# What you should do:
Scan the entries below for the word "Number". Copy each line that has it.

# Input records:
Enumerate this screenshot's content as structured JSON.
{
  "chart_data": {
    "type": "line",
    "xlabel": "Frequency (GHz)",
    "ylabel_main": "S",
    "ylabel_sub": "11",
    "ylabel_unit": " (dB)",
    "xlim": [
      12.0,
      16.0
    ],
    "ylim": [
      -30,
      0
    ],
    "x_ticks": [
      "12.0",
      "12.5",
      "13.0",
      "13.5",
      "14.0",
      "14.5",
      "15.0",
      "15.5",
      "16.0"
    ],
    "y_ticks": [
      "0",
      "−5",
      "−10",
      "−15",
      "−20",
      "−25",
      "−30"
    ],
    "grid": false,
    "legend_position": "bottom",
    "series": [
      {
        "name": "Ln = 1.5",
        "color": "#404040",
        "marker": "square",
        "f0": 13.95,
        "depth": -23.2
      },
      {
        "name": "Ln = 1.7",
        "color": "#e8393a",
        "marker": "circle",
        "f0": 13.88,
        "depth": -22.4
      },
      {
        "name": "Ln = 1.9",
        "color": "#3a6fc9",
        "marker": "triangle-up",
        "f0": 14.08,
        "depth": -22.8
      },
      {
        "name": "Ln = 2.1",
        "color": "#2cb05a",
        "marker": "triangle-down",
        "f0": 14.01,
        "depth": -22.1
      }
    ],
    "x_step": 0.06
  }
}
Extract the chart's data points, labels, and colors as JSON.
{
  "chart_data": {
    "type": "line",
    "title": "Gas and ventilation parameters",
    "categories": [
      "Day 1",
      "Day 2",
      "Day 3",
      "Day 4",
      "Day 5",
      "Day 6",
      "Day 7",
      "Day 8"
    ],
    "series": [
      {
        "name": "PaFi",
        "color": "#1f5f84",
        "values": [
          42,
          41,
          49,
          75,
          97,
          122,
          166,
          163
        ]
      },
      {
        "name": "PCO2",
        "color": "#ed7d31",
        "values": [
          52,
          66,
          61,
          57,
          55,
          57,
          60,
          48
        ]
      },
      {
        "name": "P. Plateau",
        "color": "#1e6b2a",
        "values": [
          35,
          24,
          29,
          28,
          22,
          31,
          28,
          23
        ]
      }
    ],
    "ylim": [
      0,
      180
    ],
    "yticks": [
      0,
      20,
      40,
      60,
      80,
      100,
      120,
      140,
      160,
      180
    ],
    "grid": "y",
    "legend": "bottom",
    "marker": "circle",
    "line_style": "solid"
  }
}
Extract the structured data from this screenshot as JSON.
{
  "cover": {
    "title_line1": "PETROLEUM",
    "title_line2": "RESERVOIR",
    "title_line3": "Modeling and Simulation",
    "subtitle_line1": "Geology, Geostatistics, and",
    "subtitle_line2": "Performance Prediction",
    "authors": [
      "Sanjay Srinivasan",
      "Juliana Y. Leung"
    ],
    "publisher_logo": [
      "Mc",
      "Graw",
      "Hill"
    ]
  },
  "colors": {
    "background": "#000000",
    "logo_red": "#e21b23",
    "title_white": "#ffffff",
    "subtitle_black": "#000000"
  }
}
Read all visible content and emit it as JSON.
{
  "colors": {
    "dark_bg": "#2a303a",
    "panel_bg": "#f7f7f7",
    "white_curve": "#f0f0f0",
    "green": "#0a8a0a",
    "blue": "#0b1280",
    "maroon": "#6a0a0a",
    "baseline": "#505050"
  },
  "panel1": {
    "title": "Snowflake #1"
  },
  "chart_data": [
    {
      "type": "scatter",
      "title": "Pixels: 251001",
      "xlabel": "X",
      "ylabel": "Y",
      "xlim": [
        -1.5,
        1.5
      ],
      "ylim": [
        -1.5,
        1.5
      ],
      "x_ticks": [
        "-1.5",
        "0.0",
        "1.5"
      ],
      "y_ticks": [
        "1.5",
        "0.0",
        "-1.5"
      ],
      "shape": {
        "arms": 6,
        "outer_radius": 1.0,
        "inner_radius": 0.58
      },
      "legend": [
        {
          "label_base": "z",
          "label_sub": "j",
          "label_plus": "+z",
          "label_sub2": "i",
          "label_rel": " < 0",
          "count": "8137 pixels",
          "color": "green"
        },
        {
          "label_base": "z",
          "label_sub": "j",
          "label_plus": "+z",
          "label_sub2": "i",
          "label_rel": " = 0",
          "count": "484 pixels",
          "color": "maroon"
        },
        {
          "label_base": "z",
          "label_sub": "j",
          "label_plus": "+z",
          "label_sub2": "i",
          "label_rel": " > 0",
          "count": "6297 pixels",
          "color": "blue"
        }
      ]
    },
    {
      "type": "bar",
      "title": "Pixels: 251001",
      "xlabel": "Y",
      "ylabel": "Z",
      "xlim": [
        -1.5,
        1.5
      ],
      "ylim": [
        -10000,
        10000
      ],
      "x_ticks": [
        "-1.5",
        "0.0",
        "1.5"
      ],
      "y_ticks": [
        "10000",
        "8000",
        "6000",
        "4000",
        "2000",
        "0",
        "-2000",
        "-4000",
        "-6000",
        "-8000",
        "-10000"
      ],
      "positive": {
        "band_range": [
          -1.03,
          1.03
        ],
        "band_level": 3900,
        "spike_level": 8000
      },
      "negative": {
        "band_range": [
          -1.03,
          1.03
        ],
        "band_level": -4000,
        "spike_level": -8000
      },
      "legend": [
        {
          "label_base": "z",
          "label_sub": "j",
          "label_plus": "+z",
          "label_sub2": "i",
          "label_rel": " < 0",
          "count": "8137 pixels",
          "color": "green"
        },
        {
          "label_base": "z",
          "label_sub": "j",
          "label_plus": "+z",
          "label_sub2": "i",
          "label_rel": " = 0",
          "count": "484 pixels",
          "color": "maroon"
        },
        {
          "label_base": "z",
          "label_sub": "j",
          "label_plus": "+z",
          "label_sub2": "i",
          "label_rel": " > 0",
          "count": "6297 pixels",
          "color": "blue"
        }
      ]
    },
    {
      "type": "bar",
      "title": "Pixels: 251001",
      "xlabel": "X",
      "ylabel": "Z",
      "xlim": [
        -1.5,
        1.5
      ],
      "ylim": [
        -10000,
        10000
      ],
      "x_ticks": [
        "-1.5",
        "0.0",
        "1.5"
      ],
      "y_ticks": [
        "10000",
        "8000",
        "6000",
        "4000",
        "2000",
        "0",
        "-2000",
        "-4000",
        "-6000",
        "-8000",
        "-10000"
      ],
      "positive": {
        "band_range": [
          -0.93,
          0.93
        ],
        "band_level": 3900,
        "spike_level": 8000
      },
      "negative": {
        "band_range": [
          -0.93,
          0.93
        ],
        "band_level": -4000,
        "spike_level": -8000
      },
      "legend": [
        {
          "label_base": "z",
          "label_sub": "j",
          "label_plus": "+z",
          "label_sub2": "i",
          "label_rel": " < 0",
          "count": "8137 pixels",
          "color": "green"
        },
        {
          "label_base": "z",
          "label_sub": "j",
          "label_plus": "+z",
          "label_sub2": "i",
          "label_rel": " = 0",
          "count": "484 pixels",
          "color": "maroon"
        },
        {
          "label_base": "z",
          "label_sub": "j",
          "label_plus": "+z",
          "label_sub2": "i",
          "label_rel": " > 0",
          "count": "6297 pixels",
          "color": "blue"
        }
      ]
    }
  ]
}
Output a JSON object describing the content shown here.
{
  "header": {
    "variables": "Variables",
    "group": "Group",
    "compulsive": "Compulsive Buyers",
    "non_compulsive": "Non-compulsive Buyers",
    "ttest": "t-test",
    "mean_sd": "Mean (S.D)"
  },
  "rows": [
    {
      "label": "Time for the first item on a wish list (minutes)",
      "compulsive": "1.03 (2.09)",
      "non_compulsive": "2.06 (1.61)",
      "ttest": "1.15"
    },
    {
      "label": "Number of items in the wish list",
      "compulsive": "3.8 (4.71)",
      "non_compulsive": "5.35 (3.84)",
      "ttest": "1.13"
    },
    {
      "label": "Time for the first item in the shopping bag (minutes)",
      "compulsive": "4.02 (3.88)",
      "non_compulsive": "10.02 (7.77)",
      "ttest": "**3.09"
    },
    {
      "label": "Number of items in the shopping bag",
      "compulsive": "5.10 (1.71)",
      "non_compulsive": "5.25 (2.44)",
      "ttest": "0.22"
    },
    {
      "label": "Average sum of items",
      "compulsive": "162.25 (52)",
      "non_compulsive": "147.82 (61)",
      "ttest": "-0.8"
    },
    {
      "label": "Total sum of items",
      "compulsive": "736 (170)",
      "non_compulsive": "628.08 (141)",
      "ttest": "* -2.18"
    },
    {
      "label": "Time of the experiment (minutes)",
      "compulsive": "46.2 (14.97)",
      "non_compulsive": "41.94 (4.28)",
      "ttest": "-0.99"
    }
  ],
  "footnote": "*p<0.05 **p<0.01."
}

# Exercise output:
      "label": "Number of items in the wish list",
      "label": "Number of items in the shopping bag",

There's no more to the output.